-- BEGIN SUPPLIED RECORDS --

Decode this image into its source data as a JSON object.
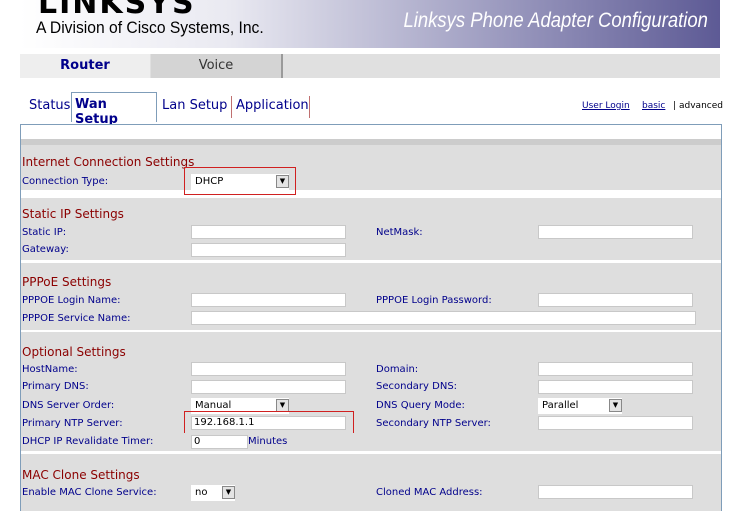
{
  "header": {
    "logo_text": "LINKSYS",
    "division": "A Division of Cisco Systems, Inc.",
    "config_title": "Linksys Phone Adapter Configuration"
  },
  "main_tabs": {
    "router": "Router",
    "voice": "Voice"
  },
  "sub_tabs": {
    "status": "Status",
    "wan_setup": "Wan Setup",
    "lan_setup": "Lan Setup",
    "application": "Application"
  },
  "top_links": {
    "user_login": "User Login",
    "basic": "basic",
    "separator": "|",
    "advanced": "advanced"
  },
  "sections": {
    "internet": {
      "title": "Internet Connection Settings",
      "connection_type_label": "Connection Type:",
      "connection_type_value": "DHCP"
    },
    "static_ip": {
      "title": "Static IP Settings",
      "static_ip_label": "Static IP:",
      "netmask_label": "NetMask:",
      "gateway_label": "Gateway:",
      "static_ip_value": "",
      "netmask_value": "",
      "gateway_value": ""
    },
    "pppoe": {
      "title": "PPPoE Settings",
      "login_name_label": "PPPOE Login Name:",
      "login_password_label": "PPPOE Login Password:",
      "service_name_label": "PPPOE Service Name:",
      "login_name_value": "",
      "login_password_value": "",
      "service_name_value": ""
    },
    "optional": {
      "title": "Optional Settings",
      "hostname_label": "HostName:",
      "domain_label": "Domain:",
      "primary_dns_label": "Primary DNS:",
      "secondary_dns_label": "Secondary DNS:",
      "dns_order_label": "DNS Server Order:",
      "dns_order_value": "Manual",
      "dns_query_label": "DNS Query Mode:",
      "dns_query_value": "Parallel",
      "primary_ntp_label": "Primary NTP Server:",
      "primary_ntp_value": "192.168.1.1",
      "secondary_ntp_label": "Secondary NTP Server:",
      "dhcp_revalidate_label": "DHCP IP Revalidate Timer:",
      "dhcp_revalidate_value": "0",
      "dhcp_revalidate_unit": "Minutes",
      "hostname_value": "",
      "domain_value": "",
      "primary_dns_value": "",
      "secondary_dns_value": "",
      "secondary_ntp_value": ""
    },
    "mac_clone": {
      "title": "MAC Clone Settings",
      "enable_label": "Enable MAC Clone Service:",
      "enable_value": "no",
      "cloned_mac_label": "Cloned MAC Address:",
      "cloned_mac_value": ""
    }
  },
  "icons": {
    "dropdown_arrow": "▼"
  },
  "colors": {
    "label_blue": "#00008b",
    "section_red": "#8b0000",
    "row_gray": "#dedede",
    "highlight_red": "#d02020"
  }
}
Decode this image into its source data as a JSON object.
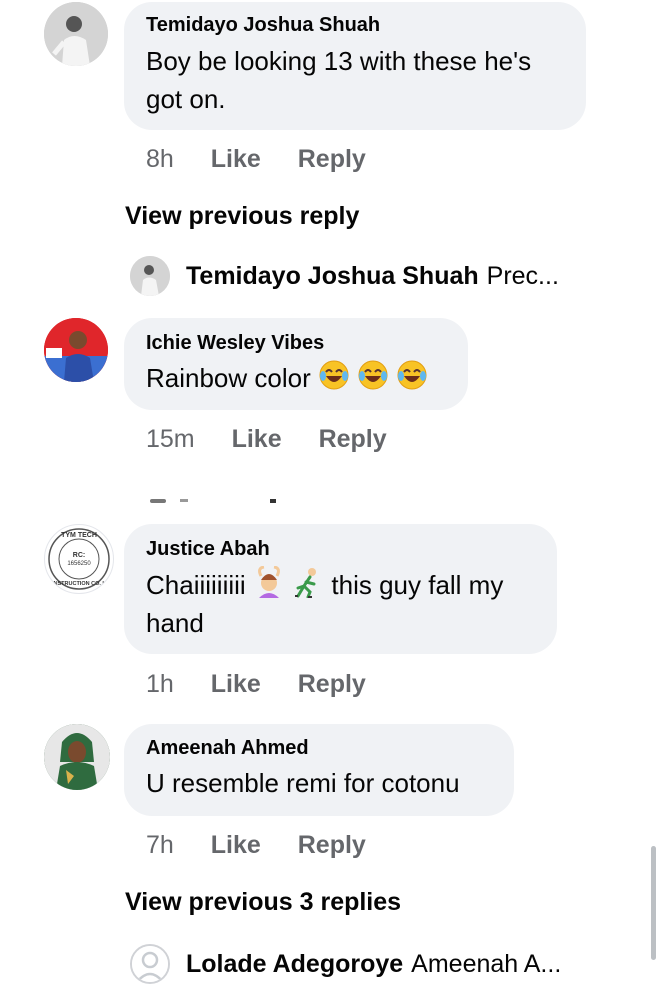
{
  "comments": [
    {
      "author": "Temidayo Joshua Shuah",
      "text_line1": "Boy be looking 13 with these he's",
      "text_line2": "got on.",
      "time": "8h",
      "like": "Like",
      "reply": "Reply",
      "avatar_color": "#cfcfcf"
    },
    {
      "author": "Ichie Wesley Vibes",
      "text": "Rainbow color",
      "emojis": [
        "face-with-tears-of-joy",
        "face-with-tears-of-joy",
        "face-with-tears-of-joy"
      ],
      "time": "15m",
      "like": "Like",
      "reply": "Reply",
      "avatar_color": "#e0262b"
    },
    {
      "author": "Justice Abah",
      "text_line1_a": "Chaiiiiiiiii",
      "text_line1_b": "this guy fall my",
      "text_line2": "hand",
      "emojis": [
        "person-gesturing-ok",
        "person-running"
      ],
      "time": "1h",
      "like": "Like",
      "reply": "Reply",
      "avatar_stamp_top": "TYM TECH",
      "avatar_stamp_rc": "RC:",
      "avatar_stamp_num": "1656250",
      "avatar_stamp_bottom": "CONSTRUCTION CO. LTD"
    },
    {
      "author": "Ameenah Ahmed",
      "text": "U resemble remi for cotonu",
      "time": "7h",
      "like": "Like",
      "reply": "Reply",
      "avatar_color": "#2e5b3a"
    }
  ],
  "view_previous_1": "View previous reply",
  "reply_preview_1": {
    "name": "Temidayo Joshua Shuah",
    "text": "Prec..."
  },
  "view_previous_2": "View previous 3 replies",
  "reply_preview_2": {
    "name": "Lolade Adegoroye",
    "text": "Ameenah A..."
  },
  "colors": {
    "bubble": "#f0f2f5",
    "meta": "#65676b",
    "text": "#050505"
  }
}
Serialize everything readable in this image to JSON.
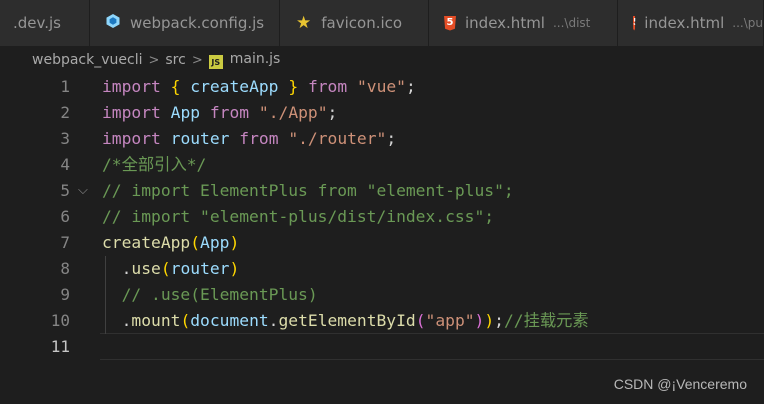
{
  "tabs": [
    {
      "label": ".dev.js",
      "icon": "none",
      "desc": ""
    },
    {
      "label": "webpack.config.js",
      "icon": "webpack-cube-icon",
      "desc": ""
    },
    {
      "label": "favicon.ico",
      "icon": "star-icon",
      "desc": ""
    },
    {
      "label": "index.html",
      "icon": "html5-icon",
      "desc": "...\\dist"
    },
    {
      "label": "index.html",
      "icon": "html5-icon",
      "desc": "...\\pu"
    }
  ],
  "breadcrumb": {
    "items": [
      "webpack_vuecli",
      "src",
      "main.js"
    ],
    "separator": ">",
    "file_icon_text": "JS"
  },
  "editor": {
    "language": "javascript",
    "active_line": 11,
    "folded_marker_line": 5,
    "fold_glyph": "⌵",
    "lines": [
      {
        "n": "1",
        "tokens": [
          [
            "kw",
            "import"
          ],
          [
            "p",
            " "
          ],
          [
            "b1",
            "{"
          ],
          [
            "p",
            " "
          ],
          [
            "id",
            "createApp"
          ],
          [
            "p",
            " "
          ],
          [
            "b1",
            "}"
          ],
          [
            "p",
            " "
          ],
          [
            "kw",
            "from"
          ],
          [
            "p",
            " "
          ],
          [
            "str",
            "\"vue\""
          ],
          [
            "p",
            ";"
          ]
        ]
      },
      {
        "n": "2",
        "tokens": [
          [
            "kw",
            "import"
          ],
          [
            "p",
            " "
          ],
          [
            "id",
            "App"
          ],
          [
            "p",
            " "
          ],
          [
            "kw",
            "from"
          ],
          [
            "p",
            " "
          ],
          [
            "str",
            "\"./App\""
          ],
          [
            "p",
            ";"
          ]
        ]
      },
      {
        "n": "3",
        "tokens": [
          [
            "kw",
            "import"
          ],
          [
            "p",
            " "
          ],
          [
            "id",
            "router"
          ],
          [
            "p",
            " "
          ],
          [
            "kw",
            "from"
          ],
          [
            "p",
            " "
          ],
          [
            "str",
            "\"./router\""
          ],
          [
            "p",
            ";"
          ]
        ]
      },
      {
        "n": "4",
        "tokens": [
          [
            "cm",
            "/*全部引入*/"
          ]
        ]
      },
      {
        "n": "5",
        "tokens": [
          [
            "cm",
            "// import ElementPlus from \"element-plus\";"
          ]
        ]
      },
      {
        "n": "6",
        "tokens": [
          [
            "cm",
            "// import \"element-plus/dist/index.css\";"
          ]
        ]
      },
      {
        "n": "7",
        "tokens": [
          [
            "fn",
            "createApp"
          ],
          [
            "b1",
            "("
          ],
          [
            "id",
            "App"
          ],
          [
            "b1",
            ")"
          ]
        ]
      },
      {
        "n": "8",
        "tokens": [
          [
            "p",
            "  ."
          ],
          [
            "fn",
            "use"
          ],
          [
            "b1",
            "("
          ],
          [
            "id",
            "router"
          ],
          [
            "b1",
            ")"
          ]
        ]
      },
      {
        "n": "9",
        "tokens": [
          [
            "p",
            "  "
          ],
          [
            "cm",
            "// .use(ElementPlus)"
          ]
        ]
      },
      {
        "n": "10",
        "tokens": [
          [
            "p",
            "  ."
          ],
          [
            "fn",
            "mount"
          ],
          [
            "b1",
            "("
          ],
          [
            "id",
            "document"
          ],
          [
            "p",
            "."
          ],
          [
            "fn",
            "getElementById"
          ],
          [
            "b2",
            "("
          ],
          [
            "str",
            "\"app\""
          ],
          [
            "b2",
            ")"
          ],
          [
            "b1",
            ")"
          ],
          [
            "p",
            ";"
          ],
          [
            "cm",
            "//挂载元素"
          ]
        ]
      },
      {
        "n": "11",
        "tokens": []
      }
    ]
  },
  "watermark": "CSDN @¡Venceremo",
  "colors": {
    "background": "#1e1e1e",
    "keyword": "#c586c0",
    "identifier": "#9cdcfe",
    "function": "#dcdcaa",
    "string": "#ce9178",
    "comment": "#6a9955",
    "bracket_level1": "#ffd700",
    "bracket_level2": "#da70d6"
  }
}
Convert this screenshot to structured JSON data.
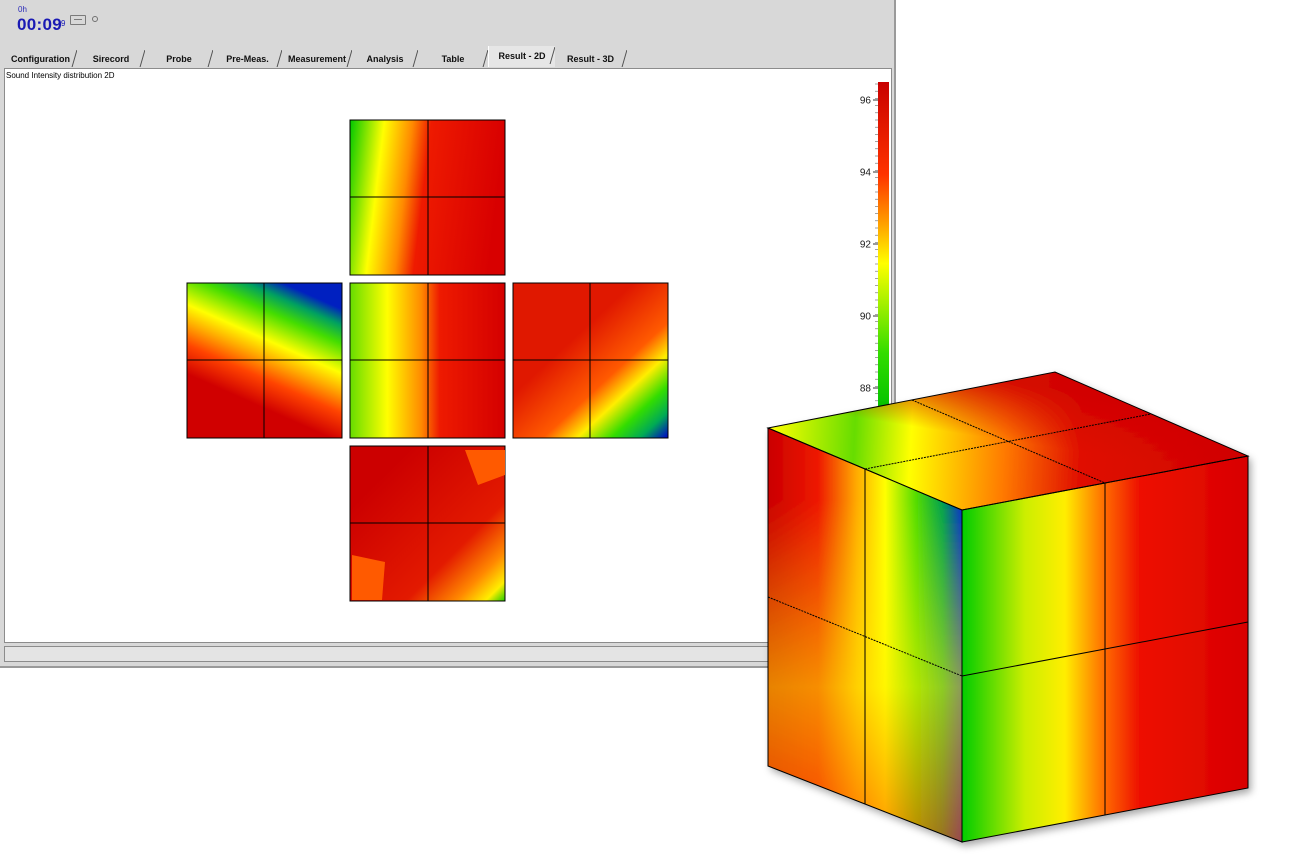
{
  "header": {
    "timer_hours": "0h",
    "timer_time": "00:09",
    "timer_sub": "9"
  },
  "tabs": [
    {
      "label": "Configuration",
      "active": false
    },
    {
      "label": "Sirecord",
      "active": false
    },
    {
      "label": "Probe",
      "active": false
    },
    {
      "label": "Pre-Meas.",
      "active": false
    },
    {
      "label": "Measurement",
      "active": false
    },
    {
      "label": "Analysis",
      "active": false
    },
    {
      "label": "Table",
      "active": false
    },
    {
      "label": "Result - 2D",
      "active": true
    },
    {
      "label": "Result - 3D",
      "active": false
    }
  ],
  "panel": {
    "title": "Sound Intensity distribution 2D"
  },
  "color_scale": {
    "ticks": [
      "96",
      "94",
      "92",
      "90",
      "88"
    ],
    "colors": [
      "#cc0000",
      "#ff6a00",
      "#ffff00",
      "#00cc00",
      "#0000cc"
    ]
  },
  "icons": {
    "tape": "tape-icon",
    "record": "record-indicator-icon"
  }
}
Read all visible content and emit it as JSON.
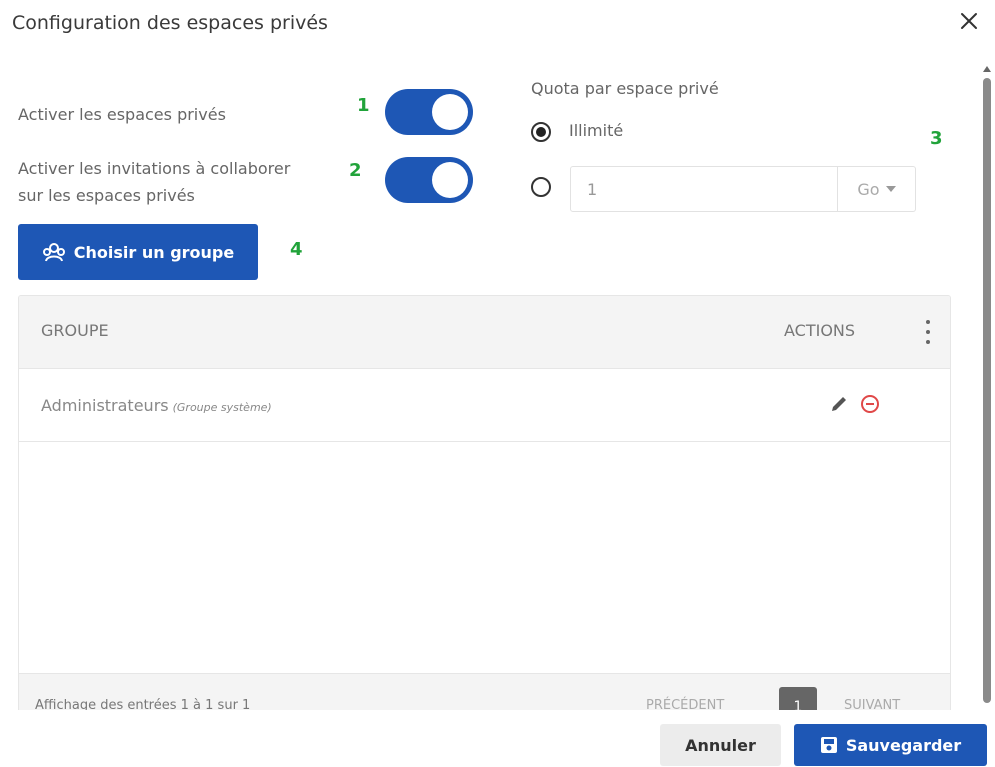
{
  "dialog": {
    "title": "Configuration des espaces privés",
    "close_icon": "close-icon"
  },
  "settings": {
    "enable_private_spaces_label": "Activer les espaces privés",
    "enable_private_spaces": true,
    "enable_invitations_label_line1": "Activer les invitations à collaborer",
    "enable_invitations_label_line2": "sur les espaces privés",
    "enable_invitations": true
  },
  "quota": {
    "title": "Quota par espace privé",
    "unlimited_label": "Illimité",
    "unlimited_selected": true,
    "custom_value": "1",
    "unit": "Go"
  },
  "markers": {
    "m1": "1",
    "m2": "2",
    "m3": "3",
    "m4": "4"
  },
  "choose_group_button": {
    "label": "Choisir un groupe",
    "icon": "group-icon"
  },
  "table": {
    "columns": {
      "group": "GROUPE",
      "actions": "ACTIONS"
    },
    "rows": [
      {
        "name": "Administrateurs",
        "note": "(Groupe système)"
      }
    ],
    "footer_text": "Affichage des entrées 1 à 1 sur 1",
    "pagination": {
      "previous": "PRÉCÉDENT",
      "current_page": "1",
      "next": "SUIVANT"
    }
  },
  "footer": {
    "cancel_label": "Annuler",
    "save_label": "Sauvegarder"
  },
  "colors": {
    "primary": "#1e57b5",
    "marker_green": "#21a33a",
    "remove_red": "#e04848"
  }
}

-- END SUPPLIED RECORDS --

INSTRUCTION: From the line containing "Read all visible content and emit it as JSON." through the end of the entries, quote each line exactly and nothing else, excluding all pictures.

THE RESULT:
Read all visible content and emit it as JSON.
{
  "dialog": {
    "title": "Configuration des espaces privés",
    "close_icon": "close-icon"
  },
  "settings": {
    "enable_private_spaces_label": "Activer les espaces privés",
    "enable_private_spaces": true,
    "enable_invitations_label_line1": "Activer les invitations à collaborer",
    "enable_invitations_label_line2": "sur les espaces privés",
    "enable_invitations": true
  },
  "quota": {
    "title": "Quota par espace privé",
    "unlimited_label": "Illimité",
    "unlimited_selected": true,
    "custom_value": "1",
    "unit": "Go"
  },
  "markers": {
    "m1": "1",
    "m2": "2",
    "m3": "3",
    "m4": "4"
  },
  "choose_group_button": {
    "label": "Choisir un groupe",
    "icon": "group-icon"
  },
  "table": {
    "columns": {
      "group": "GROUPE",
      "actions": "ACTIONS"
    },
    "rows": [
      {
        "name": "Administrateurs",
        "note": "(Groupe système)"
      }
    ],
    "footer_text": "Affichage des entrées 1 à 1 sur 1",
    "pagination": {
      "previous": "PRÉCÉDENT",
      "current_page": "1",
      "next": "SUIVANT"
    }
  },
  "footer": {
    "cancel_label": "Annuler",
    "save_label": "Sauvegarder"
  },
  "colors": {
    "primary": "#1e57b5",
    "marker_green": "#21a33a",
    "remove_red": "#e04848"
  }
}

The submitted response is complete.